RECORDS PROVIDED:
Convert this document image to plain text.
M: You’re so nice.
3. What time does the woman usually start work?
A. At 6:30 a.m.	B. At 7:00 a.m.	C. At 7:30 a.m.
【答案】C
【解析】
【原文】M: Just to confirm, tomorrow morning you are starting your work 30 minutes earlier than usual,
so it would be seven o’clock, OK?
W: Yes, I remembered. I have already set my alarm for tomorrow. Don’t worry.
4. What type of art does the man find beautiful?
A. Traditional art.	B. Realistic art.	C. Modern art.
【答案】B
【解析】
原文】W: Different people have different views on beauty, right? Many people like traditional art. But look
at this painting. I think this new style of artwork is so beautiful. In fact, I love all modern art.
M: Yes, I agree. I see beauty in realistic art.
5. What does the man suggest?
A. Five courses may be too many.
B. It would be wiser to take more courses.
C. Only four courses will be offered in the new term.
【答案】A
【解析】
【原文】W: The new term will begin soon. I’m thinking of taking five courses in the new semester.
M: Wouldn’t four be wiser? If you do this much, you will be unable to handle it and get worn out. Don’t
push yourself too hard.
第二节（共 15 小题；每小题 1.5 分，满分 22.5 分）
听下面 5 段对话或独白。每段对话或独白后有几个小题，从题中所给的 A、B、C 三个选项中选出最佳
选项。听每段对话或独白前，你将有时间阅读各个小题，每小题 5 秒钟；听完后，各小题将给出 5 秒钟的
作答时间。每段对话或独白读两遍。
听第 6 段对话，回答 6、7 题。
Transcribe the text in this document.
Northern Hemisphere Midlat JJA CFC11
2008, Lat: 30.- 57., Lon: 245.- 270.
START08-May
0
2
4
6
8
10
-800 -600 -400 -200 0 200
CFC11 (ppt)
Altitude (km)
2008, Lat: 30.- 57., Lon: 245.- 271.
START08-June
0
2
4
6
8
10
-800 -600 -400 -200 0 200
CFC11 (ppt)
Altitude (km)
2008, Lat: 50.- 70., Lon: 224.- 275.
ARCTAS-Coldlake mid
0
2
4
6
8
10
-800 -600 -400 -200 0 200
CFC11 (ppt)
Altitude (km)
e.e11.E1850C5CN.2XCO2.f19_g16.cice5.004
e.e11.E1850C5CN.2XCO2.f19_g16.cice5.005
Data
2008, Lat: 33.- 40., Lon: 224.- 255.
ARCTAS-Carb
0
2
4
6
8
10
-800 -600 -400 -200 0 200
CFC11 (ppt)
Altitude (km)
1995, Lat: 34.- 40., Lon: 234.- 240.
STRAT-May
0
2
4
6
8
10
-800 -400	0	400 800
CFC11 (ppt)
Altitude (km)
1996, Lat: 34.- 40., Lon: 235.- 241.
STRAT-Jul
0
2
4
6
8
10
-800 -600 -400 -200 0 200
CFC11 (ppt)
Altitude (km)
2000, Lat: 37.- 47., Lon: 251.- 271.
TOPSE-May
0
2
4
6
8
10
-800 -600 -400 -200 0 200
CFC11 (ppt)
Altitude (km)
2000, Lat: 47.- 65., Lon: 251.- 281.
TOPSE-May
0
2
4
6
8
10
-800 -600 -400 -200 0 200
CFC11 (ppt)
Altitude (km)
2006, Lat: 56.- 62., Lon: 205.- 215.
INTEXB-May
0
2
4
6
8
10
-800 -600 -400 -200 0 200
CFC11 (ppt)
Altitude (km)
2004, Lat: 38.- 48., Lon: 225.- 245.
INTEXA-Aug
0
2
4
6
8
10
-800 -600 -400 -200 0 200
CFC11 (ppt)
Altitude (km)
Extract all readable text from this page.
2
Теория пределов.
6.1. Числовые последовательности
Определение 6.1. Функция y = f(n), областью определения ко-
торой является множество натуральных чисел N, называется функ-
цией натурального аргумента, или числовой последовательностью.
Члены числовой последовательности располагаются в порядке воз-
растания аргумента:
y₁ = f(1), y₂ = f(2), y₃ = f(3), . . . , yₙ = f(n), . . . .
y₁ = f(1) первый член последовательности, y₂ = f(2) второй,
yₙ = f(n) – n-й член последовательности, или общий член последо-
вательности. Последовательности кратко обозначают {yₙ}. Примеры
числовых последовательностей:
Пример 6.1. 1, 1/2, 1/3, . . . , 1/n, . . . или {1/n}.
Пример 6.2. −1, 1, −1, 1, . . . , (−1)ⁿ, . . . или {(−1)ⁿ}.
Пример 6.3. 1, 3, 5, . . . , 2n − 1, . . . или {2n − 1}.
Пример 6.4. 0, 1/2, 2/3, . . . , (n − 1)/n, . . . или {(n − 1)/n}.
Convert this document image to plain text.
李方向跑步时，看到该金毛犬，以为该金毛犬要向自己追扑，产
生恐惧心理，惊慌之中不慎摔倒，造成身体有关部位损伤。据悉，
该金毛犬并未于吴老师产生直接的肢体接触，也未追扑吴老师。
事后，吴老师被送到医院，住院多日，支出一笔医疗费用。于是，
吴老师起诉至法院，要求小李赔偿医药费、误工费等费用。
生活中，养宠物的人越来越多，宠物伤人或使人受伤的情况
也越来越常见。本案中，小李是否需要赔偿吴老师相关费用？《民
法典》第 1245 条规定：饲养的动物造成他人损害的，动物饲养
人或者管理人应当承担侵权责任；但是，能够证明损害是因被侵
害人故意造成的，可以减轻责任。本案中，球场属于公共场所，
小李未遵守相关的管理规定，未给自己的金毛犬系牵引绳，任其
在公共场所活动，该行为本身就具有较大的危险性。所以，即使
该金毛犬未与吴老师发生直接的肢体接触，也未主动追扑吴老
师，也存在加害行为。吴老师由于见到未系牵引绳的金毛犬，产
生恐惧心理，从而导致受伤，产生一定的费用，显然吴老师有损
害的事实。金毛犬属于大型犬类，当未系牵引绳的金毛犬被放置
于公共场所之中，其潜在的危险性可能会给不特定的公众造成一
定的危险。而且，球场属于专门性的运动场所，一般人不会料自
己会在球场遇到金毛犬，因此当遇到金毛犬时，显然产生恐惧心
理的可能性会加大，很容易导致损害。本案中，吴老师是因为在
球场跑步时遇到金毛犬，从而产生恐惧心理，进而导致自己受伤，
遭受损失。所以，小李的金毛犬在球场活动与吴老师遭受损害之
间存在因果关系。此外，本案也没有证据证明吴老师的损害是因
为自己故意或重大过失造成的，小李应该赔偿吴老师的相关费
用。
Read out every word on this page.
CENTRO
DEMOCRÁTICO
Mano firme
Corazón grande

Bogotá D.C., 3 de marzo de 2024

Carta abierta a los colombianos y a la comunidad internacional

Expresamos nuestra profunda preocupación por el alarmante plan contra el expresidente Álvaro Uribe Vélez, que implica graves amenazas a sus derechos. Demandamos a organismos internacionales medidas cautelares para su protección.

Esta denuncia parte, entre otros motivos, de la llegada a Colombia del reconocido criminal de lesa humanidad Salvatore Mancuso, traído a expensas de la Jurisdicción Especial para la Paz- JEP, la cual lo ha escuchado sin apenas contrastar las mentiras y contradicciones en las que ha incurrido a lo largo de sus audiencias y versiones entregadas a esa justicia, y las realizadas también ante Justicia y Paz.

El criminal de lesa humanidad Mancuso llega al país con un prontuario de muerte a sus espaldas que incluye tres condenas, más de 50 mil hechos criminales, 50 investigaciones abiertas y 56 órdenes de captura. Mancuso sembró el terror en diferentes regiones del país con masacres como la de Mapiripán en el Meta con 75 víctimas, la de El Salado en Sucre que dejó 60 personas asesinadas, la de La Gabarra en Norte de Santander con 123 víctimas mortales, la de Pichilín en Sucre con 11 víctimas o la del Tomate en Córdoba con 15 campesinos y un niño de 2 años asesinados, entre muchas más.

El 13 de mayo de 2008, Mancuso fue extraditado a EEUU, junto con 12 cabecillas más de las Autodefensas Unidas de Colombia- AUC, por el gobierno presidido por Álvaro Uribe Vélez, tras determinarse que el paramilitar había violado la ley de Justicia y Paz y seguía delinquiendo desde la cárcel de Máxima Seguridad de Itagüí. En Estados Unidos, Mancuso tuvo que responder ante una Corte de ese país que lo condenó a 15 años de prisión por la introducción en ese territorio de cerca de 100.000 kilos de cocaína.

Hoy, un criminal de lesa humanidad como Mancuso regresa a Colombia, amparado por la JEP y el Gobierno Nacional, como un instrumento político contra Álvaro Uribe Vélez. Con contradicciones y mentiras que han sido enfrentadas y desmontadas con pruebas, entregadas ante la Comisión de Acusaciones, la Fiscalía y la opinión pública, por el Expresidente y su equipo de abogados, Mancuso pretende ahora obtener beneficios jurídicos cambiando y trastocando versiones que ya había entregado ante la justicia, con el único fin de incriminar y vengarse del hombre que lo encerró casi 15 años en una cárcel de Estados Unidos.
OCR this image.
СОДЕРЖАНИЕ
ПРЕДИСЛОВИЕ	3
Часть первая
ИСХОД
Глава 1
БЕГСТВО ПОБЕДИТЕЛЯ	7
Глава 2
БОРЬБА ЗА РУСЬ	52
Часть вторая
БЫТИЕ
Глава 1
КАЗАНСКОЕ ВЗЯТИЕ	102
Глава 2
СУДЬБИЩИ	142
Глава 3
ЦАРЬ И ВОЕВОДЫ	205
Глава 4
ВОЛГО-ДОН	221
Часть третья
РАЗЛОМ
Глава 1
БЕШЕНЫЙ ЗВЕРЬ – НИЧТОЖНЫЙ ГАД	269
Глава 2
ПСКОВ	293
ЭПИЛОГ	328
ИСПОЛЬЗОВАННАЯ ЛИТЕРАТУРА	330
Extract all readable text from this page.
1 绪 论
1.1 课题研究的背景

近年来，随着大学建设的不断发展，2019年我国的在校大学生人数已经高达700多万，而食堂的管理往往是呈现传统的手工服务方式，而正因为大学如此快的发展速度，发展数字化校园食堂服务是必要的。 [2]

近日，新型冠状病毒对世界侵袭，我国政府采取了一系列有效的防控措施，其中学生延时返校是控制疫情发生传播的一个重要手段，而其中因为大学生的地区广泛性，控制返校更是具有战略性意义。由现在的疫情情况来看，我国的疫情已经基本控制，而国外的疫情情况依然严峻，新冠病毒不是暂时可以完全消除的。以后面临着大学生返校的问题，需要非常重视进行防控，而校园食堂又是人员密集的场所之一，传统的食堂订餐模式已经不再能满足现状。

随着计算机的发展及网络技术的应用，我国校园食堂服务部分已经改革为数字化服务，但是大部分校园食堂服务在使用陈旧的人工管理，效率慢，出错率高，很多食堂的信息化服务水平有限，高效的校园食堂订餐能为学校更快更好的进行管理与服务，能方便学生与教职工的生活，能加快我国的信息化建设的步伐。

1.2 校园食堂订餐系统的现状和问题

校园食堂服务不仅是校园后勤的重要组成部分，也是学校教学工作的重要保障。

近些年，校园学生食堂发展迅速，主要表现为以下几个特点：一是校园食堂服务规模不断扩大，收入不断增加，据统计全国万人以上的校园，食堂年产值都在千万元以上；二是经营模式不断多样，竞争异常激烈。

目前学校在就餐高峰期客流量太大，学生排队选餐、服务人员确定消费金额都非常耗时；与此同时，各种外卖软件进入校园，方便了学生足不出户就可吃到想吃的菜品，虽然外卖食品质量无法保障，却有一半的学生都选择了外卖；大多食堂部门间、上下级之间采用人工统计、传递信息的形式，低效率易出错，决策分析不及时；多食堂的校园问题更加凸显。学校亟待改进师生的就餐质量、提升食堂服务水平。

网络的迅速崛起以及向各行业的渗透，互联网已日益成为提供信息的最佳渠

WHAT IS REQUIRED: Find the lines containing "аргумента" and pull them out.

CORRECT RESPONSE:
цией натурального аргумента, или числовой последовательностью.
растания аргумента:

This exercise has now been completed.